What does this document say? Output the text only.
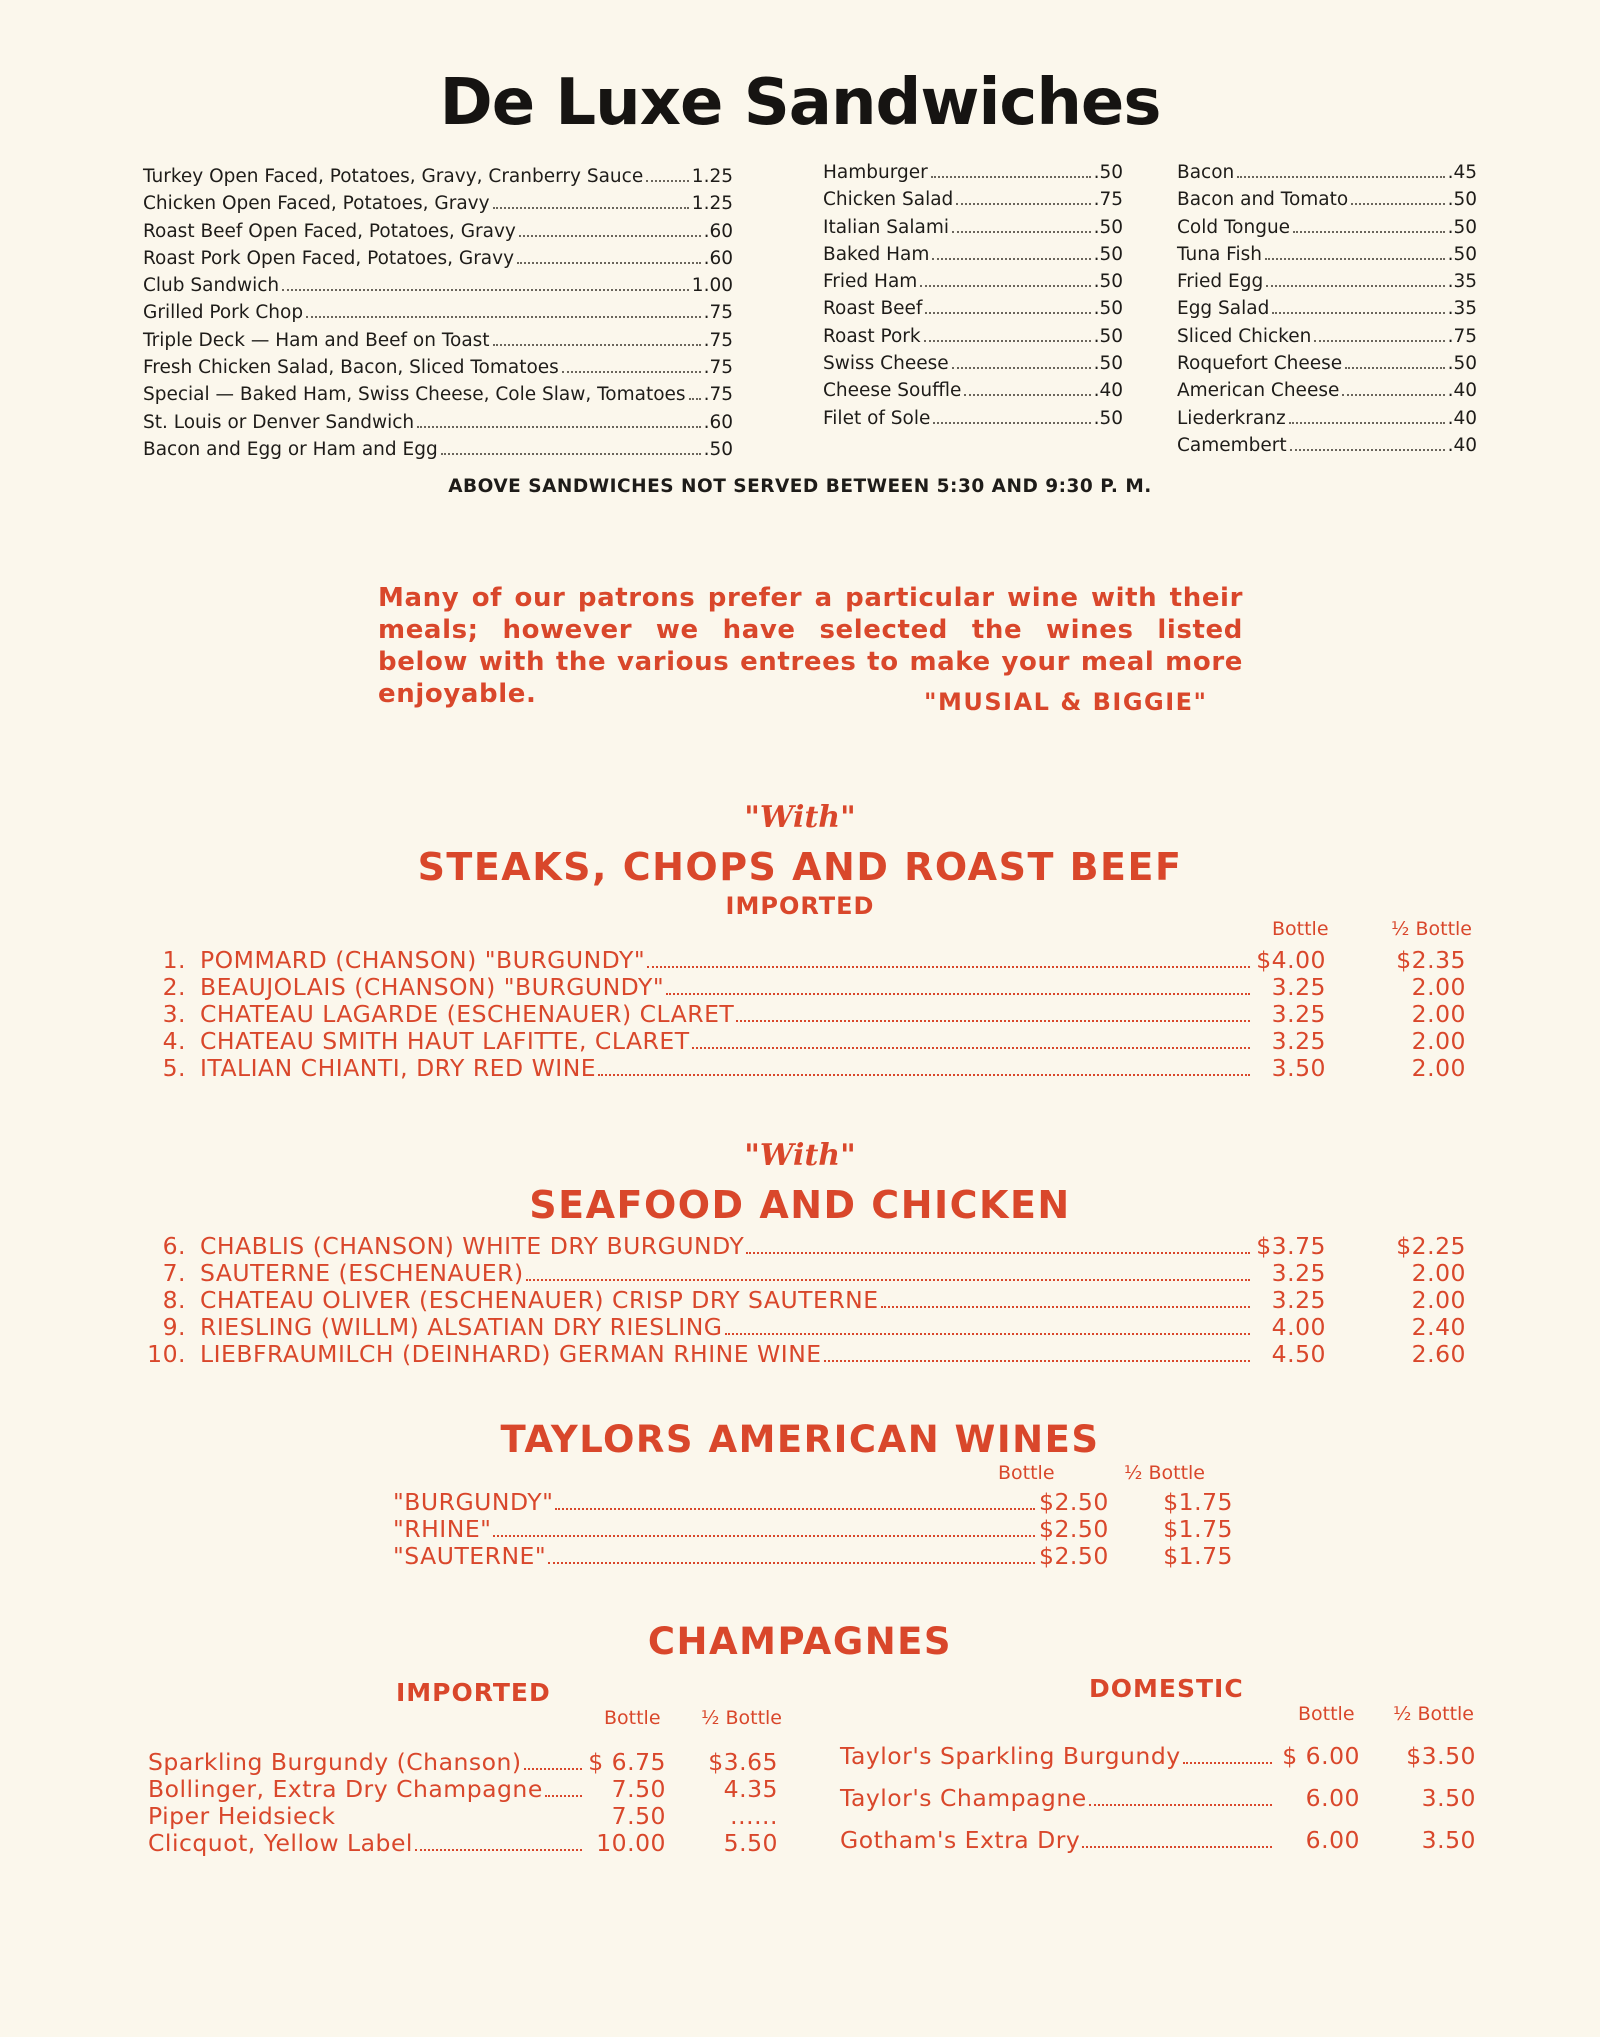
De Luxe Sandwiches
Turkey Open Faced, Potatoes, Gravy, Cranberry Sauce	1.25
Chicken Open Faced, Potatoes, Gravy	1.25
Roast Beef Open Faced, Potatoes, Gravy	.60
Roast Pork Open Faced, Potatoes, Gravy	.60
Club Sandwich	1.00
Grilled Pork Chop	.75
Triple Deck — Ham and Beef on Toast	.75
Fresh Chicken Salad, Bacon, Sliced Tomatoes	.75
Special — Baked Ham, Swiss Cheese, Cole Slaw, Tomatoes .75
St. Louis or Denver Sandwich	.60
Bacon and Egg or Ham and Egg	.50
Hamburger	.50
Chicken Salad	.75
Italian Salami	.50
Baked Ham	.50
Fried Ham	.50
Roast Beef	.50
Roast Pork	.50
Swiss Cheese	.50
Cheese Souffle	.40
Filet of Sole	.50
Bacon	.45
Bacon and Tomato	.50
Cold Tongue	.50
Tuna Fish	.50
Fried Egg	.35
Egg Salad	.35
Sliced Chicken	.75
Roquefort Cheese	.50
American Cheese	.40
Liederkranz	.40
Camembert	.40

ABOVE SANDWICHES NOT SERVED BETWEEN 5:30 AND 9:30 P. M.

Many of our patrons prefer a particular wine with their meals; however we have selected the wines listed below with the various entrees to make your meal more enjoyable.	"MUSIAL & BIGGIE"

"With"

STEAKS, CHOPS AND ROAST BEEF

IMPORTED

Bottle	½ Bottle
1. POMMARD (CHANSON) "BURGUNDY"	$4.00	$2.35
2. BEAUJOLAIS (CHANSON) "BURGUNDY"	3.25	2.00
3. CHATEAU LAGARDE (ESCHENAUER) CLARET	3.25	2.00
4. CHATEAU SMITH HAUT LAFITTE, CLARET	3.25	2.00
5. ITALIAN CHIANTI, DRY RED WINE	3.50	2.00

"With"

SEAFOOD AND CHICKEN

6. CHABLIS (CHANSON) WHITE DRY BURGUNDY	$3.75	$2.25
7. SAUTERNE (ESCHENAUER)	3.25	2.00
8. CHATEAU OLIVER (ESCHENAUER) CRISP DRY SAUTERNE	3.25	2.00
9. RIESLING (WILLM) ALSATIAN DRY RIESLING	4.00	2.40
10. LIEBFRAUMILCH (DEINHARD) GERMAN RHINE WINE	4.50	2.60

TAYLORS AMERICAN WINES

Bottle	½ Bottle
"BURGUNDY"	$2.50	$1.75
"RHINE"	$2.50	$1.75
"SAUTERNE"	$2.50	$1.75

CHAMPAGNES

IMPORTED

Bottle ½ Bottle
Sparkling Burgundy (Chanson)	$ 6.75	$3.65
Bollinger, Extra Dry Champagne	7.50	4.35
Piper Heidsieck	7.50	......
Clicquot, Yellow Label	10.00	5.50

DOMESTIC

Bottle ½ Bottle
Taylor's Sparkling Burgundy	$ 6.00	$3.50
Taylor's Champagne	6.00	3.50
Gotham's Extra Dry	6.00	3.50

---

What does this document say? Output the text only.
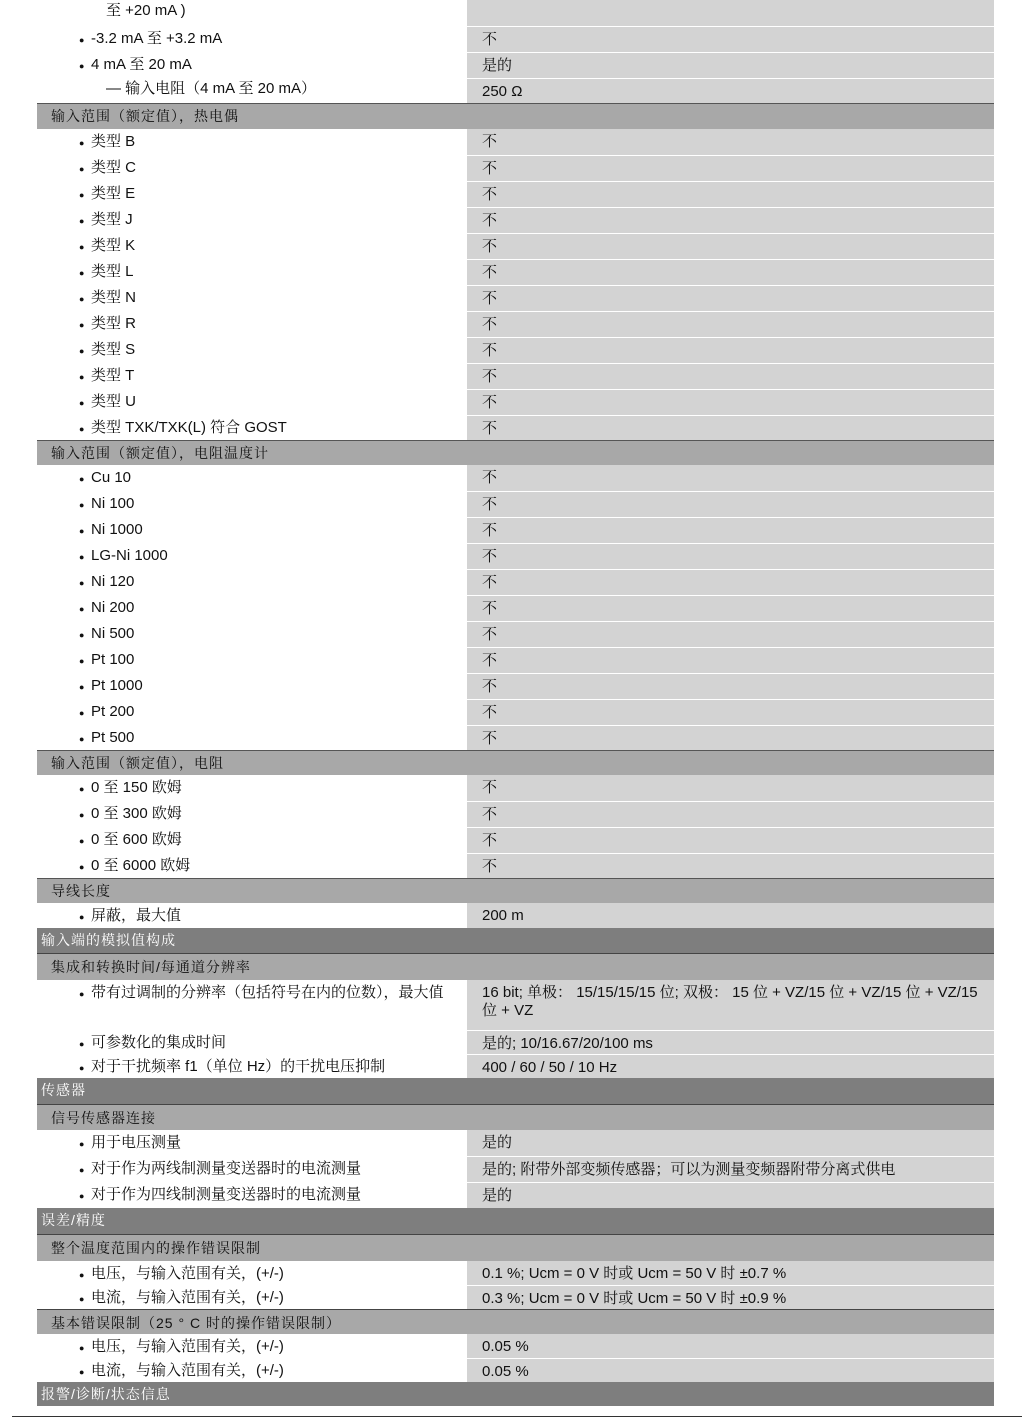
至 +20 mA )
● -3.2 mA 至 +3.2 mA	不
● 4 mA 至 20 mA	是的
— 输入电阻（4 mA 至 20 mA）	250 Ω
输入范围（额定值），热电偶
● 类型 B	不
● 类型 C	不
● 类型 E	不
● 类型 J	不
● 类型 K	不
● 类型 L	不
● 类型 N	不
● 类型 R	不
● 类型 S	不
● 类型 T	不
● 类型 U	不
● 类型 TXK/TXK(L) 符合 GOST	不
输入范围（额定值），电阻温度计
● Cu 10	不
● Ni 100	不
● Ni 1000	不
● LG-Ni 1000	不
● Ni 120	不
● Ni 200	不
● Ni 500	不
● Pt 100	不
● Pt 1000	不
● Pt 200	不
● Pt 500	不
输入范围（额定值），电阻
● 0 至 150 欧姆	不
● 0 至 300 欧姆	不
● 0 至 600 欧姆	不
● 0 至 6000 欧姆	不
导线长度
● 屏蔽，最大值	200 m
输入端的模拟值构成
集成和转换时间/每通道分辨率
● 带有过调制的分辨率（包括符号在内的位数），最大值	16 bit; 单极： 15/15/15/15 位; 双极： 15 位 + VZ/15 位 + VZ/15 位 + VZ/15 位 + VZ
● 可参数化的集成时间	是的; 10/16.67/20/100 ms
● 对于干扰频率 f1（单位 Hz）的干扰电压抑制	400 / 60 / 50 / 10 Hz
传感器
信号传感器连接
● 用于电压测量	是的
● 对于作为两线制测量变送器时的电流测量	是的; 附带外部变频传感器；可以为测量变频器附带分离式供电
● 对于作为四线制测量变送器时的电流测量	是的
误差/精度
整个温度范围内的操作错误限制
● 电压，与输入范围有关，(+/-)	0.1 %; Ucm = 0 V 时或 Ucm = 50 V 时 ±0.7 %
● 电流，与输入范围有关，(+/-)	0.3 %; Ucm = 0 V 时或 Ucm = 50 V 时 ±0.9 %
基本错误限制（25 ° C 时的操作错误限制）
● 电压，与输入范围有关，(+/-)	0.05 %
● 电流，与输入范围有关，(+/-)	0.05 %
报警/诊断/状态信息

▸ **OBJECTIVE**: Copy all lines of the listing above that contain the string "Cheese".

▸ **SOLUTION TO THIS TASK**:
Special — Baked Ham, Swiss Cheese, Cole Slaw, Tomatoes .75
Swiss Cheese	.50
Cheese Souffle	.40
Roquefort Cheese	.50
American Cheese	.40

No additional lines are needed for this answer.